* [Exercise goal]:
Keep only the lines where "time" appears.

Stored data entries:

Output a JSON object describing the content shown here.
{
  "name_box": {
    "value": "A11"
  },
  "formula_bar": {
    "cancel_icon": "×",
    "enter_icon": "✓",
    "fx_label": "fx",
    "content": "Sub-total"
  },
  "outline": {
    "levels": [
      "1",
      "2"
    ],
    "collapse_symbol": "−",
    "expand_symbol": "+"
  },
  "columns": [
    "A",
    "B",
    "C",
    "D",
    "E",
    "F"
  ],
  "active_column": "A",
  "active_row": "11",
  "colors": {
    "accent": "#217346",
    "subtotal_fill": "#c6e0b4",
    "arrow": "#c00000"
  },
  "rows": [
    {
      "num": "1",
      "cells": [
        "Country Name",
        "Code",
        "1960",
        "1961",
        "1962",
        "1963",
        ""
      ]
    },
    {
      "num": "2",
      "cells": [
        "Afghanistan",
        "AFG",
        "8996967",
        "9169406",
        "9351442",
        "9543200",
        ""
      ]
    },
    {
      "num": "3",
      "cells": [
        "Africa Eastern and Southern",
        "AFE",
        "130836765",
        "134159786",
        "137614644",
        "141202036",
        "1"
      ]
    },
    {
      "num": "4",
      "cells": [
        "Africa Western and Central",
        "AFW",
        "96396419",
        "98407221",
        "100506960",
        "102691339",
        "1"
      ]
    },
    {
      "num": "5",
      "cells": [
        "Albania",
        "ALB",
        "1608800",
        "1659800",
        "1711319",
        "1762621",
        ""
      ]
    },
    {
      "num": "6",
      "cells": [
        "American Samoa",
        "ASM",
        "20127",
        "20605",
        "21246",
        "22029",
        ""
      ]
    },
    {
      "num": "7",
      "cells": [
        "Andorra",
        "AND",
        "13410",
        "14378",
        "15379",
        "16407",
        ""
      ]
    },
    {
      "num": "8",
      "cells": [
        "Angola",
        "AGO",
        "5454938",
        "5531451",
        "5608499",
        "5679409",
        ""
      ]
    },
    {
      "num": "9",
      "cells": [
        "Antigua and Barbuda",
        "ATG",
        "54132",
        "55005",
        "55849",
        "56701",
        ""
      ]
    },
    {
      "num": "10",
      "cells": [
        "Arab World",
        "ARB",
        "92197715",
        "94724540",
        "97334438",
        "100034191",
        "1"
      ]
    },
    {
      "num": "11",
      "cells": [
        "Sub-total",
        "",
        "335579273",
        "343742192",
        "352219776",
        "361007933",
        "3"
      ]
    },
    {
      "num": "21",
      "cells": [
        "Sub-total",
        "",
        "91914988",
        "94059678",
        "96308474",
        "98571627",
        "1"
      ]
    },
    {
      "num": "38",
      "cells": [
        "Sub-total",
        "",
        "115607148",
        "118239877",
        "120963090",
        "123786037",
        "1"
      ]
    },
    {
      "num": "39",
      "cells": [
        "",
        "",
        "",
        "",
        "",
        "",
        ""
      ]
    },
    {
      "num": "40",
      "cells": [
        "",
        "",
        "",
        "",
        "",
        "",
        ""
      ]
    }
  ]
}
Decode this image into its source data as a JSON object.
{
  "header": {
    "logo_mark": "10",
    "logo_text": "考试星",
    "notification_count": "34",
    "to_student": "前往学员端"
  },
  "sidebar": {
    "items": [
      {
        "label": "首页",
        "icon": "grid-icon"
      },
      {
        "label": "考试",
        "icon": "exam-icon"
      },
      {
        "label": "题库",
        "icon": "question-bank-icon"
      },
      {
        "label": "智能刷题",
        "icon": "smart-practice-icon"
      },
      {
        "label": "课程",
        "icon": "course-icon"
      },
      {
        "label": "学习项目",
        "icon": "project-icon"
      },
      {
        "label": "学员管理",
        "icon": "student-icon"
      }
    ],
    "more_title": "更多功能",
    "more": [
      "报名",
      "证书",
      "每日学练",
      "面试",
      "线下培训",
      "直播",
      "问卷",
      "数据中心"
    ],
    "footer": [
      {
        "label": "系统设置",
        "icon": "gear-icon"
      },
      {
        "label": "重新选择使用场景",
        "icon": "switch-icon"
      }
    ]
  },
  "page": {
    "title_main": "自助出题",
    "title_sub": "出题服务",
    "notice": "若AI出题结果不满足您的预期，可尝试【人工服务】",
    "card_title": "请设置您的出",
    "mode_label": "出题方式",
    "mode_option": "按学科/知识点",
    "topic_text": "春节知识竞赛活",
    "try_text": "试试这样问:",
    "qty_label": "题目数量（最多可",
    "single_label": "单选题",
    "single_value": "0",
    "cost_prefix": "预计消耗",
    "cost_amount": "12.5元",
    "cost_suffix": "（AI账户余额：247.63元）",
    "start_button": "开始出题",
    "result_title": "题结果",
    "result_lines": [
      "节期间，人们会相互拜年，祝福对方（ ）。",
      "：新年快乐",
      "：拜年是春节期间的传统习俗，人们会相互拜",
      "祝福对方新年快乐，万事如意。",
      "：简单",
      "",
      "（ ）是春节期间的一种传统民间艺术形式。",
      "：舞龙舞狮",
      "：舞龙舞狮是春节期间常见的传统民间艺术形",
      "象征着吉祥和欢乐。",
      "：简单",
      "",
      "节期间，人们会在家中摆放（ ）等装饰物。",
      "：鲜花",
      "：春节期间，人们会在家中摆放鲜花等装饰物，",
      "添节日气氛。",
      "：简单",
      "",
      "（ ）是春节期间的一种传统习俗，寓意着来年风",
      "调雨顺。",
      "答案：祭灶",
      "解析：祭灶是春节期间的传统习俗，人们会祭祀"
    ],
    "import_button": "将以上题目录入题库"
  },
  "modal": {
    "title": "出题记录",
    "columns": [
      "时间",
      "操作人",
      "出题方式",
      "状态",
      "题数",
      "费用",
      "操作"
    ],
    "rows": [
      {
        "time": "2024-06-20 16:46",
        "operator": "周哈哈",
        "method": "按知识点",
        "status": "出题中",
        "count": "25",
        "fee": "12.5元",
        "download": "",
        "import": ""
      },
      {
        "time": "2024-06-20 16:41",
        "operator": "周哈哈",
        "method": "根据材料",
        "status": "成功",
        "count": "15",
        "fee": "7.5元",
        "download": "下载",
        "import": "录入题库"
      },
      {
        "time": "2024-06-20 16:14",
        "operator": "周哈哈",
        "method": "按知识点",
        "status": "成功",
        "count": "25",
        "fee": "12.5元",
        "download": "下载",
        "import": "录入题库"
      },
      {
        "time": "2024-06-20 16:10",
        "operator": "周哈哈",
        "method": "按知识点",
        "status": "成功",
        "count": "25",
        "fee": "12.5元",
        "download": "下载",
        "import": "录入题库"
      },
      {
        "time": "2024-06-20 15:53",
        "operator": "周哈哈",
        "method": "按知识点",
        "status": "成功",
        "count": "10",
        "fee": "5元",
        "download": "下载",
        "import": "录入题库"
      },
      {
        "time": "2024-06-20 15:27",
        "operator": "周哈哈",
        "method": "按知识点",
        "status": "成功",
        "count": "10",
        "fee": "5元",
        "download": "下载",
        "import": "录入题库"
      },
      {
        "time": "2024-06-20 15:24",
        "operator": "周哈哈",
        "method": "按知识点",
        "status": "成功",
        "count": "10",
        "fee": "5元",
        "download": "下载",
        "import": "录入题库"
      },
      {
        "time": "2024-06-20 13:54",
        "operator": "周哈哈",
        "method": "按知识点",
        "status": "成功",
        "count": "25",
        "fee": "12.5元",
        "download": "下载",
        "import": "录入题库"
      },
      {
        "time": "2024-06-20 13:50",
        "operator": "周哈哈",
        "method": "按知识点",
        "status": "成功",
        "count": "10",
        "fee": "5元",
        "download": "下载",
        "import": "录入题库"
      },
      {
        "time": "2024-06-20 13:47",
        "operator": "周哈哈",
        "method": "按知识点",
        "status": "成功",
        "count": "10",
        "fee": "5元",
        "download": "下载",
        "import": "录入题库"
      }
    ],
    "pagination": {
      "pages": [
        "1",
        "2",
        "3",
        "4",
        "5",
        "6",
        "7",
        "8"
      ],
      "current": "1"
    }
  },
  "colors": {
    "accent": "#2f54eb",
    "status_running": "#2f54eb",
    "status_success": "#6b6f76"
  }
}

* [Task response]:
        "time": "2024-06-20 16:46",
        "time": "2024-06-20 16:41",
        "time": "2024-06-20 16:14",
        "time": "2024-06-20 16:10",
        "time": "2024-06-20 15:53",
        "time": "2024-06-20 15:27",
        "time": "2024-06-20 15:24",
        "time": "2024-06-20 13:54",
        "time": "2024-06-20 13:50",
        "time": "2024-06-20 13:47",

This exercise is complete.